═══ DATA TO USE ═══

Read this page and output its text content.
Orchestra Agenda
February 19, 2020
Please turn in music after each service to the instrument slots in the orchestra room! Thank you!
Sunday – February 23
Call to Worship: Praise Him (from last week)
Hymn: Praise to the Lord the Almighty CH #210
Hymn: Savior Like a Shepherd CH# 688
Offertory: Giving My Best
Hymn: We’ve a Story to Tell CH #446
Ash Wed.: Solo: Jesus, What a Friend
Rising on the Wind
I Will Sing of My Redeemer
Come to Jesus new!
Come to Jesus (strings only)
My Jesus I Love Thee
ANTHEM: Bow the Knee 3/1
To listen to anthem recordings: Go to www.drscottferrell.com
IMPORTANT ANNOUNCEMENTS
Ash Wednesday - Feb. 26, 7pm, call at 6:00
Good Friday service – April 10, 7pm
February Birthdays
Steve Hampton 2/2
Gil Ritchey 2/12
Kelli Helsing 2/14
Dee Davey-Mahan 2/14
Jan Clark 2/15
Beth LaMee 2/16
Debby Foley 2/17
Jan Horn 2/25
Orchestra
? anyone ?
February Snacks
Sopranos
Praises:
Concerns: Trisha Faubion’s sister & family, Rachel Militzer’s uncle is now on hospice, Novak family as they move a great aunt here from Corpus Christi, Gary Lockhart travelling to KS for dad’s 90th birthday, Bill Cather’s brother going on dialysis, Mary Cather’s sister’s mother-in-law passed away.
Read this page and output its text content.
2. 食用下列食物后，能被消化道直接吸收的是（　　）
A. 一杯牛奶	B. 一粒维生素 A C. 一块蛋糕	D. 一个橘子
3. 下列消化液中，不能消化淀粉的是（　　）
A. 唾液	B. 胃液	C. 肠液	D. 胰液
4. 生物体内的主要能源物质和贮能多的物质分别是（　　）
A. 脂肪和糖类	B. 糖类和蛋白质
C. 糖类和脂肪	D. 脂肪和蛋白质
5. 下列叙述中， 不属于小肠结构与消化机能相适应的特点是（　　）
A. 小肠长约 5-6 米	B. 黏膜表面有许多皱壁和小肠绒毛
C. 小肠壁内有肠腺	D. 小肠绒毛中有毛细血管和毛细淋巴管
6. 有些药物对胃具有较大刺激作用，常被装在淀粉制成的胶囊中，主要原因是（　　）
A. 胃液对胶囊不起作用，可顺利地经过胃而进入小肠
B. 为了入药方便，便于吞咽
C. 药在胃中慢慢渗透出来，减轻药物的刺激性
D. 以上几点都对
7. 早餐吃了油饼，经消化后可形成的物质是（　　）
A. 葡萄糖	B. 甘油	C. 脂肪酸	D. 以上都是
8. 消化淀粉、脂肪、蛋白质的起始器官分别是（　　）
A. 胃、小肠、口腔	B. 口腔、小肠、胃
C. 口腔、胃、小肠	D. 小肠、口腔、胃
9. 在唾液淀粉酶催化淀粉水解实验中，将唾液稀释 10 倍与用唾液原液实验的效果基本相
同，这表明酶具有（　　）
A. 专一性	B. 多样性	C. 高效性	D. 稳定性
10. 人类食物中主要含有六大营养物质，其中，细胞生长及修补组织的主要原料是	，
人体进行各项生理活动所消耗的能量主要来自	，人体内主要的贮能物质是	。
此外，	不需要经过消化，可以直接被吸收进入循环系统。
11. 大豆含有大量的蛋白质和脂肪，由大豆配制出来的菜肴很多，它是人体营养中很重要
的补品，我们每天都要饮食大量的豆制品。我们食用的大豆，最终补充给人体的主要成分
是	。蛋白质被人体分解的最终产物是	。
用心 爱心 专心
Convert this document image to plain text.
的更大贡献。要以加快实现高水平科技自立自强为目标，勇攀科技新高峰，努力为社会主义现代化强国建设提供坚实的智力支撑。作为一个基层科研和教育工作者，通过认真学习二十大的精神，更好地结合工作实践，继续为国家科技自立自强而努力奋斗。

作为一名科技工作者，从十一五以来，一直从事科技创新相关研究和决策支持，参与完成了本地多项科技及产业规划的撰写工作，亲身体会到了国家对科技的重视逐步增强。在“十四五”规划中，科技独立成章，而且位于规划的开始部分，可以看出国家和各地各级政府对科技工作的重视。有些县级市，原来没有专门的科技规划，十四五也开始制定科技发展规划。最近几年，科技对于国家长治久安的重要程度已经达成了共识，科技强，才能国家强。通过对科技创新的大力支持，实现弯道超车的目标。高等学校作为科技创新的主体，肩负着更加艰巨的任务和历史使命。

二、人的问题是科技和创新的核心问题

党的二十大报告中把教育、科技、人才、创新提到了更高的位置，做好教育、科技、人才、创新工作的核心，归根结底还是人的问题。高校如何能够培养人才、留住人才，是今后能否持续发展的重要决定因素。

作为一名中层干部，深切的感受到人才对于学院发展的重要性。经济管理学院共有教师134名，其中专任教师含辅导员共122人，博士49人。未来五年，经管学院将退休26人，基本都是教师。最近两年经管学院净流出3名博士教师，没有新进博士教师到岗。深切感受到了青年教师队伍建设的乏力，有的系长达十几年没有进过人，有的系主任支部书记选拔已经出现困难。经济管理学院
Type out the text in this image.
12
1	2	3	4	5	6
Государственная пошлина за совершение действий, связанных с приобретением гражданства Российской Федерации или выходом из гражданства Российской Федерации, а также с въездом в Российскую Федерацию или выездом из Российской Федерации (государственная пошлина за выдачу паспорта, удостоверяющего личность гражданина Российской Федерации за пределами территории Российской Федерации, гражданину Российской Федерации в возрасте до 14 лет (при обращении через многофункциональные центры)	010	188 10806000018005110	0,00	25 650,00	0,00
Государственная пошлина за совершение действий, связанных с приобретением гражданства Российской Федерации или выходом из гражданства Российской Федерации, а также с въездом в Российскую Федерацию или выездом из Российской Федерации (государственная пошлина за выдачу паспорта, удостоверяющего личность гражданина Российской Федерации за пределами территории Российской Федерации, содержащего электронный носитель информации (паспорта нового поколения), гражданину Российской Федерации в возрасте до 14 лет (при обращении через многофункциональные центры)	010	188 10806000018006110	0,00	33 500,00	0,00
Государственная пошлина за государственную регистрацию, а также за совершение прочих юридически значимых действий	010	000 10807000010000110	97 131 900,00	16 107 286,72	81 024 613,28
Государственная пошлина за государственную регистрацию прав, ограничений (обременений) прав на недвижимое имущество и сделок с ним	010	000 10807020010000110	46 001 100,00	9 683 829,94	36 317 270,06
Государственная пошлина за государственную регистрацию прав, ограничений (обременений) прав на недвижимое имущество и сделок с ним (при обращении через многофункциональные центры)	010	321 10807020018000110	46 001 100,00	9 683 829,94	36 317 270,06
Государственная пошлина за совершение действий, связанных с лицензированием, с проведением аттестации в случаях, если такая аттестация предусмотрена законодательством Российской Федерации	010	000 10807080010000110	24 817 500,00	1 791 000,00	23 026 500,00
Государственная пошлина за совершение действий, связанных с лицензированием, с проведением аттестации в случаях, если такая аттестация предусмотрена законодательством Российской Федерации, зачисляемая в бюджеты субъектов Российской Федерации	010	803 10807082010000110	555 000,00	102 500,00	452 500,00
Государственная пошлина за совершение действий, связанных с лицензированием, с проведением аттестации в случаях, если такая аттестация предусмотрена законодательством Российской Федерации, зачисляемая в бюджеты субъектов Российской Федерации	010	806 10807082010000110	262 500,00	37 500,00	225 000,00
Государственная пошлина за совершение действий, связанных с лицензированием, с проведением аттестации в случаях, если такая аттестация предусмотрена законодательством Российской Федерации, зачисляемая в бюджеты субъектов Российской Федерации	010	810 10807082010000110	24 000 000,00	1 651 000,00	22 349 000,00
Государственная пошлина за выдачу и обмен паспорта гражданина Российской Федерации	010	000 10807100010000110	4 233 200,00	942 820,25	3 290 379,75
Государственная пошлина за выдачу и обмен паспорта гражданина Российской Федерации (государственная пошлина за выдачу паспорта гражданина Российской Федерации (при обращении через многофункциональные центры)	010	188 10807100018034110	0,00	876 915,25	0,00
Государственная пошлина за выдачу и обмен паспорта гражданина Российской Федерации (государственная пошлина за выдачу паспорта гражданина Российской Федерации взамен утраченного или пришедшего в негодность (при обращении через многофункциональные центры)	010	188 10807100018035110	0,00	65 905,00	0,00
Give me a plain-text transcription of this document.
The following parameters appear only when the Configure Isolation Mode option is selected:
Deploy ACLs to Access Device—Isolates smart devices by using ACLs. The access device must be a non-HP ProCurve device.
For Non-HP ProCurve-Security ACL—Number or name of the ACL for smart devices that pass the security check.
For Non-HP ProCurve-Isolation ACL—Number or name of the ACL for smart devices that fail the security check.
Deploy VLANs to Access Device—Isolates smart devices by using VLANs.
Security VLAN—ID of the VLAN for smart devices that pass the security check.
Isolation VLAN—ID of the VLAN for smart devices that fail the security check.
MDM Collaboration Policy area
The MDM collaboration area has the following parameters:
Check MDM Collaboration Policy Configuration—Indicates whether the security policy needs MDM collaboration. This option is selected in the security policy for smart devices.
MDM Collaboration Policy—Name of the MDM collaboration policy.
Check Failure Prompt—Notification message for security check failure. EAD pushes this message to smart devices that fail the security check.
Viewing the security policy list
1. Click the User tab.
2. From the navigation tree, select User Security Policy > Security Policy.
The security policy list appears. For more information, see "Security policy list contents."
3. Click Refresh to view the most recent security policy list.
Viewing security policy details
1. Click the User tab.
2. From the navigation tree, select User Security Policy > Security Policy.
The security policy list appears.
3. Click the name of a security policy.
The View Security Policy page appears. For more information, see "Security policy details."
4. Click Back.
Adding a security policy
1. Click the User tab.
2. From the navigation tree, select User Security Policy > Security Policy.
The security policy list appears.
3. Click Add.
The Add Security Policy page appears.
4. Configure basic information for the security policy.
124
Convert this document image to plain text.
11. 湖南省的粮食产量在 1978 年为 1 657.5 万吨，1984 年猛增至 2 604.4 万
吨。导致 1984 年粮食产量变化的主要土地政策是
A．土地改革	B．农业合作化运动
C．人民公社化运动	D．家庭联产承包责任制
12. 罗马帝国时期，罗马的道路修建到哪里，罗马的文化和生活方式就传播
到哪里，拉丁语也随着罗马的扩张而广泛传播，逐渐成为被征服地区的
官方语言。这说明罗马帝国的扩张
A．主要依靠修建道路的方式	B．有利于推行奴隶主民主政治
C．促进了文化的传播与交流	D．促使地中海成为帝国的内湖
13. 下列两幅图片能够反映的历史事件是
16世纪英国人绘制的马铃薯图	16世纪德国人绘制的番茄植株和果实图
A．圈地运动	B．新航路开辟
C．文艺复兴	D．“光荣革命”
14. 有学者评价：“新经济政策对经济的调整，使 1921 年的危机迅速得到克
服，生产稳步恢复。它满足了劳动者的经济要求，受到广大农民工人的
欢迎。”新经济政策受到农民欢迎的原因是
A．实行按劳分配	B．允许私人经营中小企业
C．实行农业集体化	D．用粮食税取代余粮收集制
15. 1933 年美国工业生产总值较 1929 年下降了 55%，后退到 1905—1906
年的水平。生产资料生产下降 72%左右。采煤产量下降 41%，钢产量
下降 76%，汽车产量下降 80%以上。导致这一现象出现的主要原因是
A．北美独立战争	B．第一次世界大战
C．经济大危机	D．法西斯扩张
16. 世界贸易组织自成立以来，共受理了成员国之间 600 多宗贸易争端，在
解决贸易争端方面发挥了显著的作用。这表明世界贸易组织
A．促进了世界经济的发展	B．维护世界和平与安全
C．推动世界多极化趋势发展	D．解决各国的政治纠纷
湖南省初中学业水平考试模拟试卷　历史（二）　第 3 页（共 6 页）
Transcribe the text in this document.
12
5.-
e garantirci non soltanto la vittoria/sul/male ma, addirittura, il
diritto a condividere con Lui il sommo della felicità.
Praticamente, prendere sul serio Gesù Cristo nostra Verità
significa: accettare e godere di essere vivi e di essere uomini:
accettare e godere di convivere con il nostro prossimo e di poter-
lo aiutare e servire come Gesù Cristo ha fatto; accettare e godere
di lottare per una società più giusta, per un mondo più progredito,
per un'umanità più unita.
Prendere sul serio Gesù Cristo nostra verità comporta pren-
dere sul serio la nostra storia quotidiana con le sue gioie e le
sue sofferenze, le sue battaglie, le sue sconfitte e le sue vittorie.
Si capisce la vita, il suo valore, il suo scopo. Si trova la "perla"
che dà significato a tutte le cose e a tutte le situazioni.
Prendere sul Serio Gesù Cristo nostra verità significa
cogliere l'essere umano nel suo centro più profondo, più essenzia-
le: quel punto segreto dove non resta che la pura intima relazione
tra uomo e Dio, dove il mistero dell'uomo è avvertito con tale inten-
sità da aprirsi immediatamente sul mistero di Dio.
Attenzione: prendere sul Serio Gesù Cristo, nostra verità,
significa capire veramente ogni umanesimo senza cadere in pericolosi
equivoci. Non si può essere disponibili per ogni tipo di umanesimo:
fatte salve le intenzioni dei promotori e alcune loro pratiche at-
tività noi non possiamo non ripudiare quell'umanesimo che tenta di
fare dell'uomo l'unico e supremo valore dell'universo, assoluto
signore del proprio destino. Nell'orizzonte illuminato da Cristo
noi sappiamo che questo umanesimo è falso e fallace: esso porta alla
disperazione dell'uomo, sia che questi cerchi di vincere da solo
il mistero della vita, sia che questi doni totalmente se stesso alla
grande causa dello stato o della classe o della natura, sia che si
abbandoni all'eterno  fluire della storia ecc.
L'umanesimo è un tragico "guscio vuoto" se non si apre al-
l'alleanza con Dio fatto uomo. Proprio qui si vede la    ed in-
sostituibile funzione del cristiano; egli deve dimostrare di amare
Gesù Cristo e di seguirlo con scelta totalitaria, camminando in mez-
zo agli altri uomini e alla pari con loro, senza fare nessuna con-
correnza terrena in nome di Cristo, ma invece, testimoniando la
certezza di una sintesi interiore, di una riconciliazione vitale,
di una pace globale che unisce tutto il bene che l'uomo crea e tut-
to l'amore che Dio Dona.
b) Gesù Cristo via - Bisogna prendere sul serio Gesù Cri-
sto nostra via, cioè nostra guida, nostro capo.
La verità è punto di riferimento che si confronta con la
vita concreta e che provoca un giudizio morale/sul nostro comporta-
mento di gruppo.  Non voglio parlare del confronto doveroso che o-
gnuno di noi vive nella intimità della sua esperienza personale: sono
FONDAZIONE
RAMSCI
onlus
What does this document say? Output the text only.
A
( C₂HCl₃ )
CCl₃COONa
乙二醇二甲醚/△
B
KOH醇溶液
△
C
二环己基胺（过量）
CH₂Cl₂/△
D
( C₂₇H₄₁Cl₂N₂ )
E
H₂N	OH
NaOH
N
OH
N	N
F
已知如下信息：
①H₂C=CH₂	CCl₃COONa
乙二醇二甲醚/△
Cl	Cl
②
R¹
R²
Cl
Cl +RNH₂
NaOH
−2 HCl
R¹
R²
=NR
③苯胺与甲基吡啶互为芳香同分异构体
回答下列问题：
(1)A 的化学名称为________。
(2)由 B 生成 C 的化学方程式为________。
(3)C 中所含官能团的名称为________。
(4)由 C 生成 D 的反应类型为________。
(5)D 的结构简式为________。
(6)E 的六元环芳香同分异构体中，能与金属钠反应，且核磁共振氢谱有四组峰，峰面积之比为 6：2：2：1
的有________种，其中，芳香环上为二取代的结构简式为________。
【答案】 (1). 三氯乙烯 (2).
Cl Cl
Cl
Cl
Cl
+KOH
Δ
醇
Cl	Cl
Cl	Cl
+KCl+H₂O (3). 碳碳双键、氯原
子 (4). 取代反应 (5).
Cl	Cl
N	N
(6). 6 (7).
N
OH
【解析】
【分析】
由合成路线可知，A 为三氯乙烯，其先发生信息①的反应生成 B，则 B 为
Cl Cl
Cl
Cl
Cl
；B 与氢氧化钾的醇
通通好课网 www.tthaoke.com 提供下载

═══

TASK OBJECTIVE —
Count the lines of the material that include the word "valore", then state only the total.

FULL OUTPUT —
2